DATA FOR THIS TASK -
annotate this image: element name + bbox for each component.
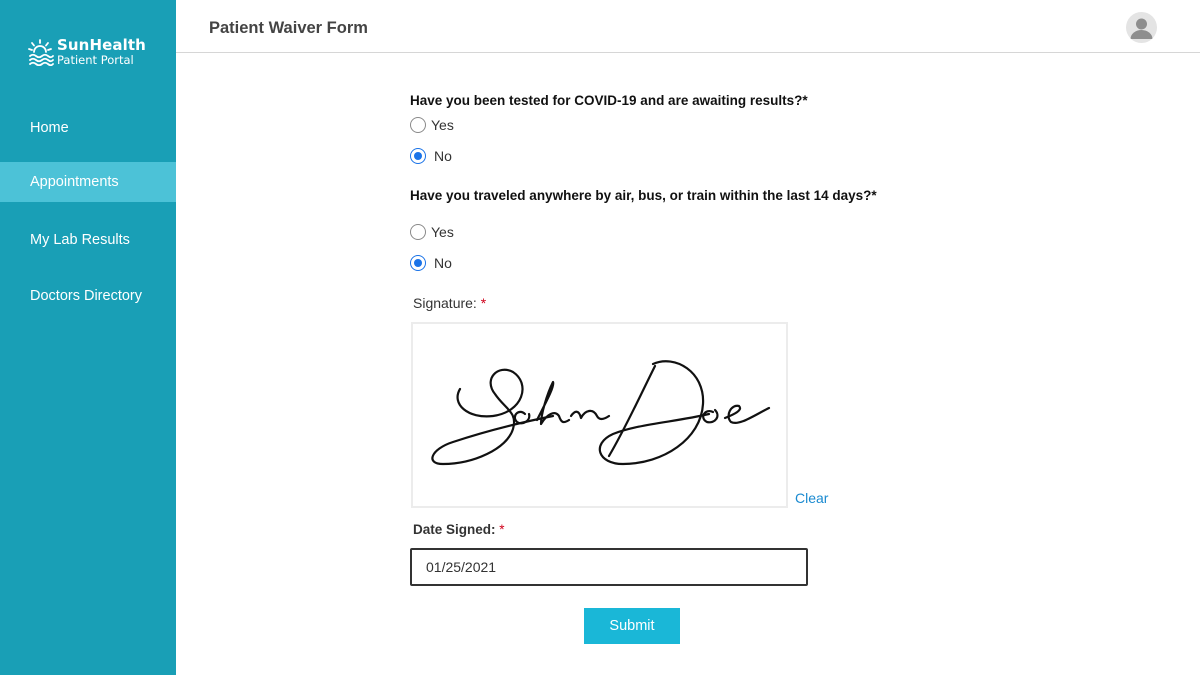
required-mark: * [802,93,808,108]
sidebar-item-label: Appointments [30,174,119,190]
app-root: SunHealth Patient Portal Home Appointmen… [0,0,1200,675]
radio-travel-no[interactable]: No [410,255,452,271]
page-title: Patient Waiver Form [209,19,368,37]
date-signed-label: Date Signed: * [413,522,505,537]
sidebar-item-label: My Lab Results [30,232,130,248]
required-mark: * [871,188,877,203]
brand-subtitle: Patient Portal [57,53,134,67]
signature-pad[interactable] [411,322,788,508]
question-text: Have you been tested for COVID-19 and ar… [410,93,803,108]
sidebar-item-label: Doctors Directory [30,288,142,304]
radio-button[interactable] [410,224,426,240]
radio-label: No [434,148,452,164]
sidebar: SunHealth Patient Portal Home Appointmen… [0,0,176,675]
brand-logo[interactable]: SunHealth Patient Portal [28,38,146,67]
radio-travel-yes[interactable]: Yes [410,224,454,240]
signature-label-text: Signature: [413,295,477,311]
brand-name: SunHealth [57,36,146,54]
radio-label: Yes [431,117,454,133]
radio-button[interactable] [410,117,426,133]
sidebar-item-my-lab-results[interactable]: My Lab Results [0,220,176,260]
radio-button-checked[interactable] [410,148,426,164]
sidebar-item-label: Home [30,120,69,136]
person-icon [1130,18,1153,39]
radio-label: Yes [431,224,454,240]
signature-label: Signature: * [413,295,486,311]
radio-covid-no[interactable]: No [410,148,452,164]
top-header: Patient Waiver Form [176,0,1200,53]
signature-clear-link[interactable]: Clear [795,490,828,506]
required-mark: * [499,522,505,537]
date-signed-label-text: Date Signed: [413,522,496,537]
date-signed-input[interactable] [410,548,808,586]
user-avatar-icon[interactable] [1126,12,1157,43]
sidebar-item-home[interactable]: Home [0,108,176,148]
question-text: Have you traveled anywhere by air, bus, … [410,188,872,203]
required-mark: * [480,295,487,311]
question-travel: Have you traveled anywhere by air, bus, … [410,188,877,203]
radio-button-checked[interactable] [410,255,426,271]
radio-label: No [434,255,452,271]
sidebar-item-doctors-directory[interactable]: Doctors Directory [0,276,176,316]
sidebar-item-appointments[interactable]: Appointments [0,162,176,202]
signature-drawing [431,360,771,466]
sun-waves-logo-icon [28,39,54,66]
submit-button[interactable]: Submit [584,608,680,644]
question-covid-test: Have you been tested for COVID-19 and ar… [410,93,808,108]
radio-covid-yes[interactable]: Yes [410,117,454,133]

==

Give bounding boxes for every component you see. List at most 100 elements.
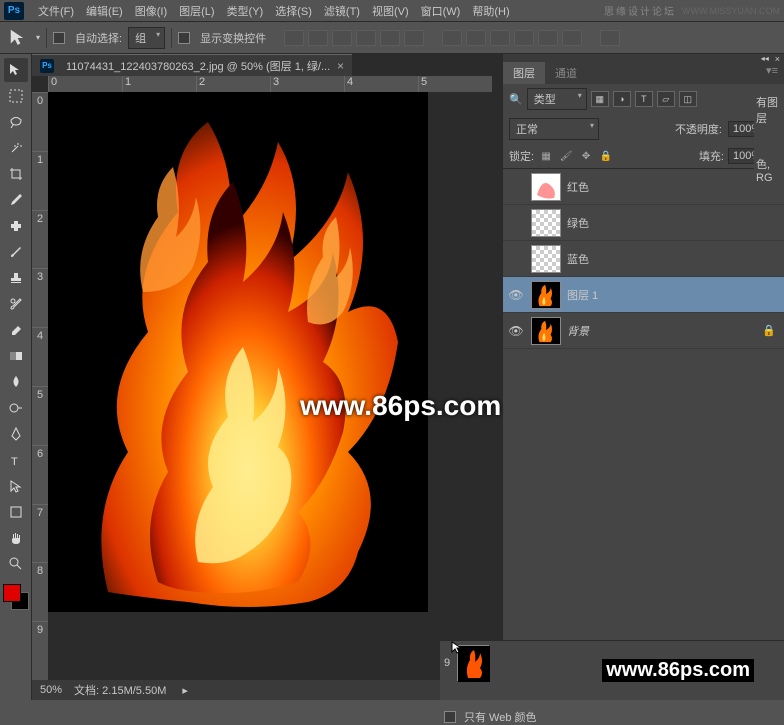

WORK REQUIRED - Rewrite everything from the line containing "annotate this image: element" down to the line containing "page-title: Patient Waiver" with "sidebar-item-label" changed to "nav-item-label" and nothing else altered. Give only those lines, without the pictures.

SOLUTION -
annotate this image: element name + bbox for each component.
required-mark: * [802,93,808,108]
nav-item-label: Appointments [30,174,119,190]
app-root: SunHealth Patient Portal Home Appointmen… [0,0,1200,675]
radio-travel-no[interactable]: No [410,255,452,271]
page-title: Patient Waiver Form [209,19,368,37]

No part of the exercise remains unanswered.